Exercise aim »
Restate the material word for word and leave out anything that is a picture.

Extracted material »
begin
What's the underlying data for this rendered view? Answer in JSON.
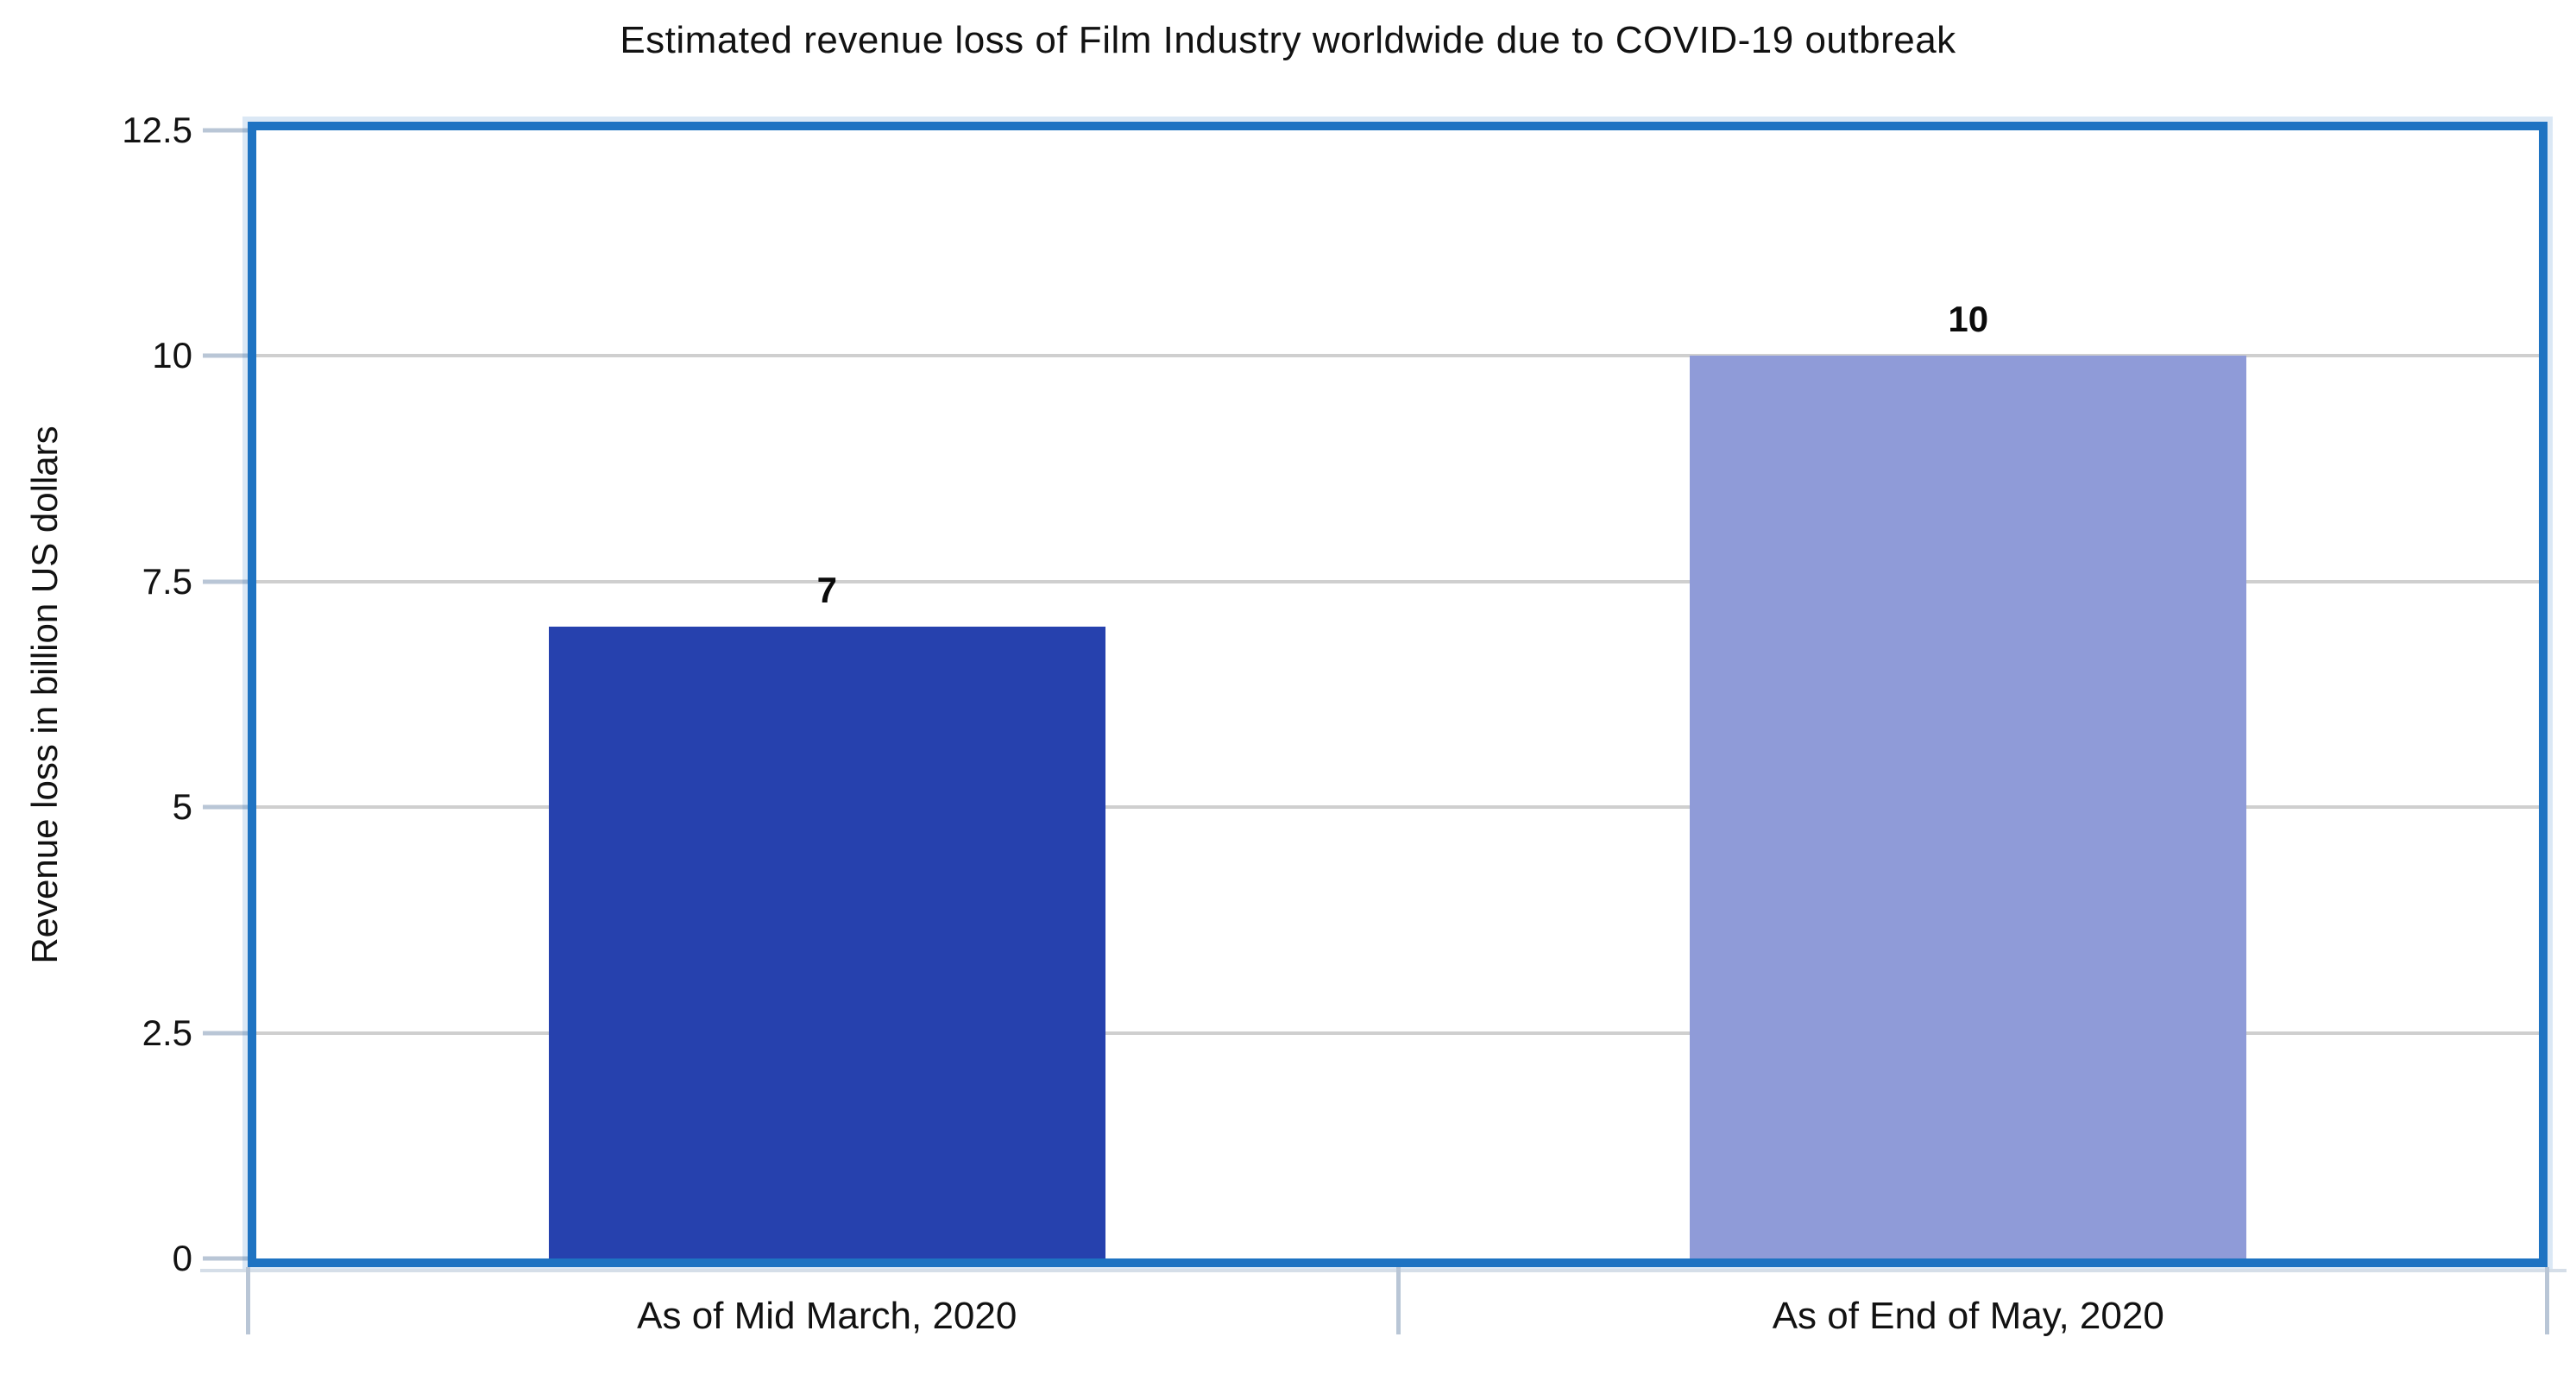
{
  "chart_data": {
    "type": "bar",
    "title": "Estimated revenue loss of Film Industry worldwide due to COVID-19 outbreak",
    "xlabel": "",
    "ylabel": "Revenue loss in billion US dollars",
    "categories": [
      "As of Mid March, 2020",
      "As of End of May, 2020"
    ],
    "values": [
      7,
      10
    ],
    "value_labels": [
      "7",
      "10"
    ],
    "bar_colors": [
      "#2641AE",
      "#8F9BD8"
    ],
    "ylim": [
      0,
      12.5
    ],
    "yticks": [
      0,
      2.5,
      5,
      7.5,
      10,
      12.5
    ],
    "ytick_labels": [
      "0",
      "2.5",
      "5",
      "7.5",
      "10",
      "12.5"
    ],
    "grid": "horizontal gridlines on",
    "legend": "none",
    "colors": {
      "frame": "#1E73C2",
      "gridline": "#CFCFCF",
      "tick": "#B9C6D6",
      "text": "#121212",
      "background": "#FFFFFF"
    }
  }
}
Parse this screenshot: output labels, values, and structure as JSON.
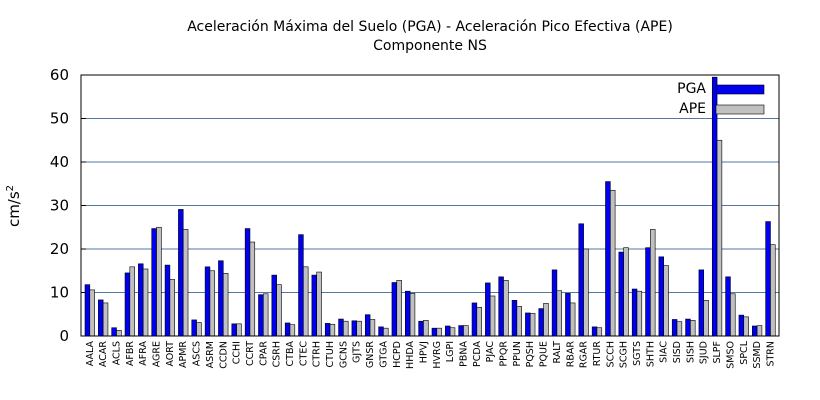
{
  "chart_data": {
    "type": "bar",
    "title": "Aceleración Máxima del Suelo (PGA) -   Aceleración Pico Efectiva (APE)",
    "subtitle": "Componente NS",
    "ylabel": "cm/s",
    "ylabel_sup": "2",
    "xlabel": "",
    "ylim": [
      0,
      60
    ],
    "yticks": [
      0,
      10,
      20,
      30,
      40,
      50,
      60
    ],
    "grid": true,
    "legend_position": "top-right",
    "categories": [
      "AALA",
      "ACAR",
      "ACLS",
      "AFBR",
      "AFRA",
      "AGRE",
      "AORT",
      "APMR",
      "ASCS",
      "ASRM",
      "CCDN",
      "CCHI",
      "CCRT",
      "CPAR",
      "CSRH",
      "CTBA",
      "CTEC",
      "CTRH",
      "CTUH",
      "GCNS",
      "GJTS",
      "GNSR",
      "GTGA",
      "HCPD",
      "HHDA",
      "HPVJ",
      "HVRG",
      "LGPI",
      "PBNA",
      "PCDA",
      "PJAC",
      "PPQR",
      "PPUN",
      "PQSH",
      "PQUE",
      "RALT",
      "RBAR",
      "RGAR",
      "RTUR",
      "SCCH",
      "SCGH",
      "SGTS",
      "SHTH",
      "SIAC",
      "SISD",
      "SISH",
      "SJUD",
      "SLPF",
      "SMSO",
      "SPCL",
      "SSMD",
      "STRN"
    ],
    "series": [
      {
        "name": "PGA",
        "color": "#0000ee",
        "values": [
          11.8,
          8.3,
          1.9,
          14.5,
          16.6,
          24.7,
          16.3,
          29.1,
          3.7,
          15.9,
          17.3,
          2.8,
          24.7,
          9.5,
          14.0,
          3.0,
          23.3,
          14.0,
          2.9,
          3.9,
          3.5,
          4.9,
          2.1,
          12.3,
          10.3,
          3.4,
          1.8,
          2.3,
          2.4,
          7.6,
          12.2,
          13.6,
          8.2,
          5.3,
          6.3,
          15.2,
          9.8,
          25.8,
          2.1,
          35.5,
          19.3,
          10.8,
          20.3,
          18.2,
          3.8,
          3.9,
          15.2,
          59.5,
          13.6,
          4.8,
          2.3,
          26.3
        ]
      },
      {
        "name": "APE",
        "color": "#c0c0c0",
        "values": [
          10.6,
          7.6,
          1.3,
          15.9,
          15.4,
          25.0,
          13.0,
          24.5,
          3.1,
          15.0,
          14.4,
          2.8,
          21.6,
          9.7,
          11.8,
          2.6,
          15.9,
          14.7,
          2.7,
          3.4,
          3.4,
          3.8,
          1.8,
          12.8,
          9.8,
          3.6,
          1.8,
          1.9,
          2.4,
          6.6,
          9.2,
          12.8,
          6.8,
          5.2,
          7.5,
          10.4,
          7.6,
          20.0,
          1.9,
          33.5,
          20.3,
          10.3,
          24.5,
          16.2,
          3.3,
          3.6,
          8.2,
          45.0,
          9.7,
          4.4,
          2.4,
          21.0
        ]
      }
    ]
  }
}
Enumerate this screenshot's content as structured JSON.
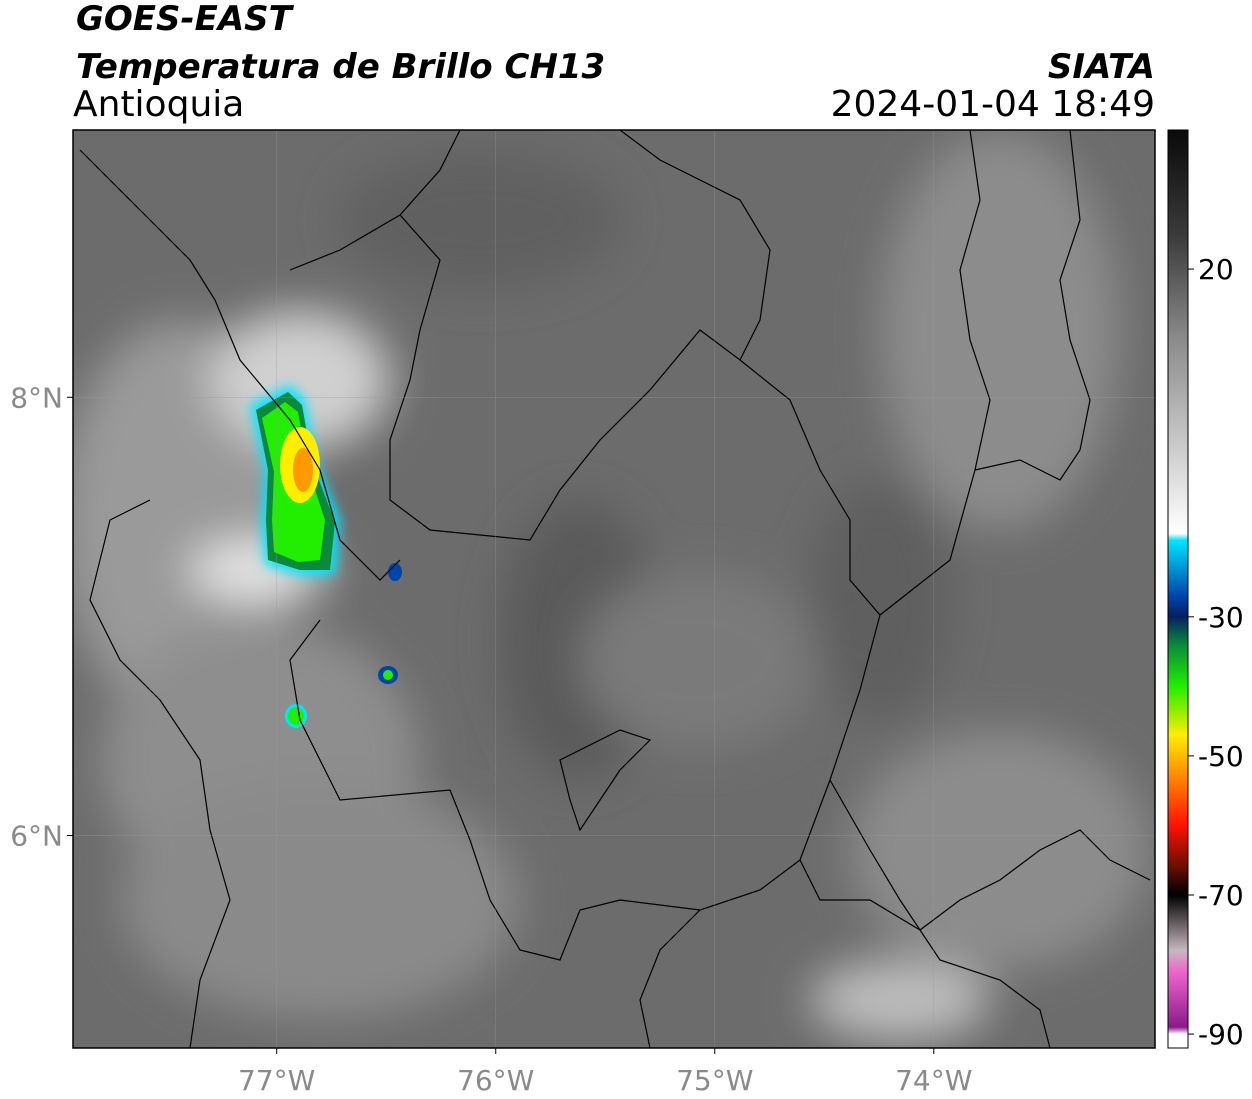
end
Complete response »
What's the underlying data for this rendered view? Answer in JSON.
{
  "chart_data": {
    "type": "bar",
    "title": "Estimated revenue loss of Film Industry worldwide due to COVID-19 outbreak",
    "xlabel": "",
    "ylabel": "Revenue loss in billion US dollars",
    "categories": [
      "As of Mid March, 2020",
      "As of End of May, 2020"
    ],
    "values": [
      7,
      10
    ],
    "value_labels": [
      "7",
      "10"
    ],
    "bar_colors": [
      "#2641AE",
      "#8F9BD8"
    ],
    "ylim": [
      0,
      12.5
    ],
    "yticks": [
      0,
      2.5,
      5,
      7.5,
      10,
      12.5
    ],
    "ytick_labels": [
      "0",
      "2.5",
      "5",
      "7.5",
      "10",
      "12.5"
    ],
    "grid": "horizontal gridlines on",
    "legend": "none",
    "colors": {
      "frame": "#1E73C2",
      "gridline": "#CFCFCF",
      "tick": "#B9C6D6",
      "text": "#121212",
      "background": "#FFFFFF"
    }
  }
}
Parse this screenshot: output labels, values, and structure as JSON.
{
  "chart_data": {
    "type": "bar",
    "title": "Aceleración Máxima del Suelo (PGA) -   Aceleración Pico Efectiva (APE)",
    "subtitle": "Componente NS",
    "ylabel": "cm/s",
    "ylabel_sup": "2",
    "xlabel": "",
    "ylim": [
      0,
      60
    ],
    "yticks": [
      0,
      10,
      20,
      30,
      40,
      50,
      60
    ],
    "grid": true,
    "legend_position": "top-right",
    "categories": [
      "AALA",
      "ACAR",
      "ACLS",
      "AFBR",
      "AFRA",
      "AGRE",
      "AORT",
      "APMR",
      "ASCS",
      "ASRM",
      "CCDN",
      "CCHI",
      "CCRT",
      "CPAR",
      "CSRH",
      "CTBA",
      "CTEC",
      "CTRH",
      "CTUH",
      "GCNS",
      "GJTS",
      "GNSR",
      "GTGA",
      "HCPD",
      "HHDA",
      "HPVJ",
      "HVRG",
      "LGPI",
      "PBNA",
      "PCDA",
      "PJAC",
      "PPQR",
      "PPUN",
      "PQSH",
      "PQUE",
      "RALT",
      "RBAR",
      "RGAR",
      "RTUR",
      "SCCH",
      "SCGH",
      "SGTS",
      "SHTH",
      "SIAC",
      "SISD",
      "SISH",
      "SJUD",
      "SLPF",
      "SMSO",
      "SPCL",
      "SSMD",
      "STRN"
    ],
    "series": [
      {
        "name": "PGA",
        "color": "#0000ee",
        "values": [
          11.8,
          8.3,
          1.9,
          14.5,
          16.6,
          24.7,
          16.3,
          29.1,
          3.7,
          15.9,
          17.3,
          2.8,
          24.7,
          9.5,
          14.0,
          3.0,
          23.3,
          14.0,
          2.9,
          3.9,
          3.5,
          4.9,
          2.1,
          12.3,
          10.3,
          3.4,
          1.8,
          2.3,
          2.4,
          7.6,
          12.2,
          13.6,
          8.2,
          5.3,
          6.3,
          15.2,
          9.8,
          25.8,
          2.1,
          35.5,
          19.3,
          10.8,
          20.3,
          18.2,
          3.8,
          3.9,
          15.2,
          59.5,
          13.6,
          4.8,
          2.3,
          26.3
        ]
      },
      {
        "name": "APE",
        "color": "#c0c0c0",
        "values": [
          10.6,
          7.6,
          1.3,
          15.9,
          15.4,
          25.0,
          13.0,
          24.5,
          3.1,
          15.0,
          14.4,
          2.8,
          21.6,
          9.7,
          11.8,
          2.6,
          15.9,
          14.7,
          2.7,
          3.4,
          3.4,
          3.8,
          1.8,
          12.8,
          9.8,
          3.6,
          1.8,
          1.9,
          2.4,
          6.6,
          9.2,
          12.8,
          6.8,
          5.2,
          7.5,
          10.4,
          7.6,
          20.0,
          1.9,
          33.5,
          20.3,
          10.3,
          24.5,
          16.2,
          3.3,
          3.6,
          8.2,
          45.0,
          9.7,
          4.4,
          2.4,
          21.0
        ]
      }
    ]
  }
}
Enumerate this screenshot's content as structured JSON.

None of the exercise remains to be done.